**Problem statement**
Pull out every line with the word "first".

**Entries supplied**
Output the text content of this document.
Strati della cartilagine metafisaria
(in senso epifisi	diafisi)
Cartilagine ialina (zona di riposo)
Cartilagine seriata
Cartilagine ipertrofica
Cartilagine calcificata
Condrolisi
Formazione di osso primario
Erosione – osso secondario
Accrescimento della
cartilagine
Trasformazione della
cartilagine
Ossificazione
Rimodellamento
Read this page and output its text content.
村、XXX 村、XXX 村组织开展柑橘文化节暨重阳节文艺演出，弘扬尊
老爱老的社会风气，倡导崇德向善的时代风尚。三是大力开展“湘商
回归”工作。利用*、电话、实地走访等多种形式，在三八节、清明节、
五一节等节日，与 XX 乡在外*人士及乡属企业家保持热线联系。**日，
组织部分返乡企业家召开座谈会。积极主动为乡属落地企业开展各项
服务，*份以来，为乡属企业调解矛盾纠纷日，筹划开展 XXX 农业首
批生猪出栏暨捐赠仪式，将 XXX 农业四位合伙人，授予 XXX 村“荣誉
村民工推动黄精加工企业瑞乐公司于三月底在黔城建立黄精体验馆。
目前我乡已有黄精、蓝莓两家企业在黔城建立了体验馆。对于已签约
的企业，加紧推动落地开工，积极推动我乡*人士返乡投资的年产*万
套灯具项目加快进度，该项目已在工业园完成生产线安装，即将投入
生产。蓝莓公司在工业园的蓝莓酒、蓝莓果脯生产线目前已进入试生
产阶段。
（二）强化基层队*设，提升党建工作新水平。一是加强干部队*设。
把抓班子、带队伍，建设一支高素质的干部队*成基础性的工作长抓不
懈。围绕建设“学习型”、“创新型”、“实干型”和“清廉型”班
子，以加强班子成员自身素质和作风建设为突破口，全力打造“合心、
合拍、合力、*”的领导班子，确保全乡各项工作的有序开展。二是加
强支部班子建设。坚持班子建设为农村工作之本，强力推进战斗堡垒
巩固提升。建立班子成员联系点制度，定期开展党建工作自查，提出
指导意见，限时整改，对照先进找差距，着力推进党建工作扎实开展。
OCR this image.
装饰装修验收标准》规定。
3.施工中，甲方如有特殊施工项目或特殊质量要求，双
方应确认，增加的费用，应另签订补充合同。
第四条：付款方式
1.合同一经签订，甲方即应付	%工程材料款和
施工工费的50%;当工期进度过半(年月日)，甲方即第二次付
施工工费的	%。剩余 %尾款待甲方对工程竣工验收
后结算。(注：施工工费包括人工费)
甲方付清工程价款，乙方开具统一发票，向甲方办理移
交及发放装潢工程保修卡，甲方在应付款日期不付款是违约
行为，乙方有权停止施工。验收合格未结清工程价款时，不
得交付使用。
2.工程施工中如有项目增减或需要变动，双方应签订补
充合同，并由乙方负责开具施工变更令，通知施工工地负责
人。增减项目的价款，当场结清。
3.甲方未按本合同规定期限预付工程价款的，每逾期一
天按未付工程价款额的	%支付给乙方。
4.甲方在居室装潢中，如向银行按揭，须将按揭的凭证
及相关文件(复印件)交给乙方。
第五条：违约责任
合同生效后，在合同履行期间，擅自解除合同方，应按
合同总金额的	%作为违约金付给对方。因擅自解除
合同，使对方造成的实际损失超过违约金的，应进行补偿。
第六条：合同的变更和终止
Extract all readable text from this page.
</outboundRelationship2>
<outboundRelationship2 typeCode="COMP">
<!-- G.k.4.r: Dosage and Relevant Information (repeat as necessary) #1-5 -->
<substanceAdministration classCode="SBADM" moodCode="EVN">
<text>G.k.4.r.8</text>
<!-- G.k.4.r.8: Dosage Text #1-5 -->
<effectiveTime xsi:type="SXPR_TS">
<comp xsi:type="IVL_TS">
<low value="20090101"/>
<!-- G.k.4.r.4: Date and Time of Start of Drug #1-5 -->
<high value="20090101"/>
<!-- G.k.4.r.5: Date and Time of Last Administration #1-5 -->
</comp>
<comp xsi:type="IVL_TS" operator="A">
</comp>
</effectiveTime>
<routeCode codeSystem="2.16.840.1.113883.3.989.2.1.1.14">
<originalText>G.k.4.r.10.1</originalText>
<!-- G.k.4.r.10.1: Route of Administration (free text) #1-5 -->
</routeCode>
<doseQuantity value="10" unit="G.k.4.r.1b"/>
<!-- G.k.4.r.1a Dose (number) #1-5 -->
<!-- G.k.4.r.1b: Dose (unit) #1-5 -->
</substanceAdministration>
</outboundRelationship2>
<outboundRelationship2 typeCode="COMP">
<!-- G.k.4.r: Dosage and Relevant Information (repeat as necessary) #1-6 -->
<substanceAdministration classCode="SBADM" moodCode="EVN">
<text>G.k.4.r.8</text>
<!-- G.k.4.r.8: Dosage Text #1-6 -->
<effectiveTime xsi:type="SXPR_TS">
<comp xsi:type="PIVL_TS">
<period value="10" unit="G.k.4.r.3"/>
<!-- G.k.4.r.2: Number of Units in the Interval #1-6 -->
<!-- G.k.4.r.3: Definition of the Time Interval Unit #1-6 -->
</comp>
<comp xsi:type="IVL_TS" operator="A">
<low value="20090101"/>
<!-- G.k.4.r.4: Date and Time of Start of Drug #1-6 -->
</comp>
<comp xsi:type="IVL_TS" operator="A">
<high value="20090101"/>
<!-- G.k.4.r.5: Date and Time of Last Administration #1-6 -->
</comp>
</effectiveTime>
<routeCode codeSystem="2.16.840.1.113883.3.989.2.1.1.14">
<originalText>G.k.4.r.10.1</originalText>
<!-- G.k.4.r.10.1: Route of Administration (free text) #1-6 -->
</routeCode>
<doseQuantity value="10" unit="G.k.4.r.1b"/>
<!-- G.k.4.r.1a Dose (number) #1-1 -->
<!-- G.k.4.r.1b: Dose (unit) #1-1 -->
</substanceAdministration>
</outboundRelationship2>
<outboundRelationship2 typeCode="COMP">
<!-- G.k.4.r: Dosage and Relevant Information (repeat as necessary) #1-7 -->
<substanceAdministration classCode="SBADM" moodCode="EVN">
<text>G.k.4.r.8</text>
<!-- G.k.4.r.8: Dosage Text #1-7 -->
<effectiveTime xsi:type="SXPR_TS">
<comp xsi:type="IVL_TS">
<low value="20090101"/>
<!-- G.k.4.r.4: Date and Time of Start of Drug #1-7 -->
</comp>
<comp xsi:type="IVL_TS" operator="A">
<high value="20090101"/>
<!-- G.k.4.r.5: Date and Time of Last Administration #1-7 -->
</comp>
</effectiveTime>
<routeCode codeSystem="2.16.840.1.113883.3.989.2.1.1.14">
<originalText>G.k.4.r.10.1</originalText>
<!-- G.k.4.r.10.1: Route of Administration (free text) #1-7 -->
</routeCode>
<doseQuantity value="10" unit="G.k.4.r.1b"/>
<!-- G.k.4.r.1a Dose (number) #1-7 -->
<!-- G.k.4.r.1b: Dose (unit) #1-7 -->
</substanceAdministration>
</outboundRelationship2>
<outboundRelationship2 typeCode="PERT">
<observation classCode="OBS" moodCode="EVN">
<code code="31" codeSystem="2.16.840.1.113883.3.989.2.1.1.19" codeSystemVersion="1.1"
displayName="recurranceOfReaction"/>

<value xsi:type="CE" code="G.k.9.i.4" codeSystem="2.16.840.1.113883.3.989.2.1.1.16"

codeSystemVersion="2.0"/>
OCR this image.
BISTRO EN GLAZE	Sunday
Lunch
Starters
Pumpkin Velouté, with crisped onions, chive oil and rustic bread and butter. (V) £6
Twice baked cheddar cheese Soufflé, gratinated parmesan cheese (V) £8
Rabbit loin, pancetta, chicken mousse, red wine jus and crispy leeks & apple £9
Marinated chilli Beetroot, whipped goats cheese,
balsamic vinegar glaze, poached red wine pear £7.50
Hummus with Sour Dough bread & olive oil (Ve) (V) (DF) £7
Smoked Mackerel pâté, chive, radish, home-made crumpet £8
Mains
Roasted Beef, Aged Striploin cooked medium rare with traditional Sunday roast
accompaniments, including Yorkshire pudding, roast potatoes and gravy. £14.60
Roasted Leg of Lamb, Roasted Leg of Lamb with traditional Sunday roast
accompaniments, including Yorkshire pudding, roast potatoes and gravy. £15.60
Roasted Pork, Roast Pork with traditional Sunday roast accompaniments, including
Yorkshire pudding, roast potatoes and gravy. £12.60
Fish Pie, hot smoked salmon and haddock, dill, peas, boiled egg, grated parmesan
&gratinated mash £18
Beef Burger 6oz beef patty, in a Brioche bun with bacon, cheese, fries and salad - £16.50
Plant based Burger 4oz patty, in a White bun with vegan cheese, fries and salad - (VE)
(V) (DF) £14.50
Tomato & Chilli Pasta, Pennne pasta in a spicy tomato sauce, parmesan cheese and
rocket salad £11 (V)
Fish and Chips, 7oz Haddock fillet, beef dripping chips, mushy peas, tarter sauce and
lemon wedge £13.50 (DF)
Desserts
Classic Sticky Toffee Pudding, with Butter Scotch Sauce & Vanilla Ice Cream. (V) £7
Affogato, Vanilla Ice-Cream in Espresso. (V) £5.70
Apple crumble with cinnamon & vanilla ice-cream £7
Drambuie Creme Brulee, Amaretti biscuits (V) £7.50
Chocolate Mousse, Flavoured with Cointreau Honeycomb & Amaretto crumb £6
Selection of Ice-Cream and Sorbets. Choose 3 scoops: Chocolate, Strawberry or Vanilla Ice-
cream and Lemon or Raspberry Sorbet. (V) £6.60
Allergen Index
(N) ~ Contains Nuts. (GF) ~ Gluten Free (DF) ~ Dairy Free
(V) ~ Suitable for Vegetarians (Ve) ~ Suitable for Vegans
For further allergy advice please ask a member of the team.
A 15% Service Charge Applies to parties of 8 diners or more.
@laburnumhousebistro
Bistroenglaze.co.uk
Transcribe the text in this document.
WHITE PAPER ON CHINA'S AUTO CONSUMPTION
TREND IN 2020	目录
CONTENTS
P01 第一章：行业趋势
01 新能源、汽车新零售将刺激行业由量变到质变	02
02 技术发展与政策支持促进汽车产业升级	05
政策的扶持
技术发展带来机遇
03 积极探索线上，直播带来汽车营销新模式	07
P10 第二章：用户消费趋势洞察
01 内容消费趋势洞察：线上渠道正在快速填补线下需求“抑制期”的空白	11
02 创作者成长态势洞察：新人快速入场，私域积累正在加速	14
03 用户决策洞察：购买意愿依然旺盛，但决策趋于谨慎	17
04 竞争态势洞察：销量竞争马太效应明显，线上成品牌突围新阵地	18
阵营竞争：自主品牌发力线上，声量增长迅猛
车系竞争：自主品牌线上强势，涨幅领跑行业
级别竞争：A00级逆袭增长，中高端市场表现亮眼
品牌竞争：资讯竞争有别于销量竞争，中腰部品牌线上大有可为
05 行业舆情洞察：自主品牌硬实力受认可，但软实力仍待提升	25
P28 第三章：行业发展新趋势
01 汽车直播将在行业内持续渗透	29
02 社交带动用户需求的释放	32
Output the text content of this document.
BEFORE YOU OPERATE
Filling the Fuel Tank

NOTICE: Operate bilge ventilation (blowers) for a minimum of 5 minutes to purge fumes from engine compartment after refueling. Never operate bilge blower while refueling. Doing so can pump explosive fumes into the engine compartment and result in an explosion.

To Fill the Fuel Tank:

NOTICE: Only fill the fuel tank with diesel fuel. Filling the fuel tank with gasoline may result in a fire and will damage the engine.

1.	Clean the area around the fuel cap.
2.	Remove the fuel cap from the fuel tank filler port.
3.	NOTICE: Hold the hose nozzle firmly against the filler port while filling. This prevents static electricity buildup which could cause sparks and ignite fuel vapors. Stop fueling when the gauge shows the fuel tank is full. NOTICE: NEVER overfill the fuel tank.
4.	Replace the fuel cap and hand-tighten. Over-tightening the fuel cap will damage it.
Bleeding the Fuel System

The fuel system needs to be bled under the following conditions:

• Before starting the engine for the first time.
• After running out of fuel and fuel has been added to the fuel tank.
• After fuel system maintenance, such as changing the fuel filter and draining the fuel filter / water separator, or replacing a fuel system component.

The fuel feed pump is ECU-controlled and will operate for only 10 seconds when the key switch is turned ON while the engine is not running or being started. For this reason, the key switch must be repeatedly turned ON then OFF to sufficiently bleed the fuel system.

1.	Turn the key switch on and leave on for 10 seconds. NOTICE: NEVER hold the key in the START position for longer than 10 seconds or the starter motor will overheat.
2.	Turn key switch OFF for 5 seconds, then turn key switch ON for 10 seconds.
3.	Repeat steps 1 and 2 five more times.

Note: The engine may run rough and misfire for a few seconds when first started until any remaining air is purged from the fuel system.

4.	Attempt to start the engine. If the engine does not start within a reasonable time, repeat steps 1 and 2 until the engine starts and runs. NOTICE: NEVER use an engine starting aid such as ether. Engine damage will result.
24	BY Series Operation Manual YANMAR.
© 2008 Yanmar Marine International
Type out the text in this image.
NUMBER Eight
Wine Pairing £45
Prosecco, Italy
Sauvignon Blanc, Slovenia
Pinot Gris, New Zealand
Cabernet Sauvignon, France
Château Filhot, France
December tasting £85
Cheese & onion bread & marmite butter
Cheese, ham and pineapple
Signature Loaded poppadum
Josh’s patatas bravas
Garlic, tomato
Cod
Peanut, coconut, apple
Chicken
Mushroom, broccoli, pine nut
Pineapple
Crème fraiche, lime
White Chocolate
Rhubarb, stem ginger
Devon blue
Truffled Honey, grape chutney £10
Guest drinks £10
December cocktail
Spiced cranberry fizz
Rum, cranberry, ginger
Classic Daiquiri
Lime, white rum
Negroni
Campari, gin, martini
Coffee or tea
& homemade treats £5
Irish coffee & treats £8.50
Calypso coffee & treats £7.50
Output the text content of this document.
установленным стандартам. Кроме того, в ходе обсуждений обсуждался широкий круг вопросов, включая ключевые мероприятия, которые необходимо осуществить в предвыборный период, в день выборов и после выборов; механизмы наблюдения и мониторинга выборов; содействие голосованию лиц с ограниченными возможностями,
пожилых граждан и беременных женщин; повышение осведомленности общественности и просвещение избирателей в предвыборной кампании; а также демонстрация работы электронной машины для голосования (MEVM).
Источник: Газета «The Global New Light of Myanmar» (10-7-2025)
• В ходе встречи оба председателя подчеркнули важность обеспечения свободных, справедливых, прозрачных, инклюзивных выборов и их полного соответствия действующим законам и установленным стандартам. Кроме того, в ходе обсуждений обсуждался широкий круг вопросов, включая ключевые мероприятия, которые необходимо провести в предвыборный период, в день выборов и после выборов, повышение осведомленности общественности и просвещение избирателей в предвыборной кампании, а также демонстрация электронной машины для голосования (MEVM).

**Worked solution**
• Before starting the engine for the first time.
Note: The engine may run rough and misfire for a few seconds when first started until any remaining air is purged from the fuel system.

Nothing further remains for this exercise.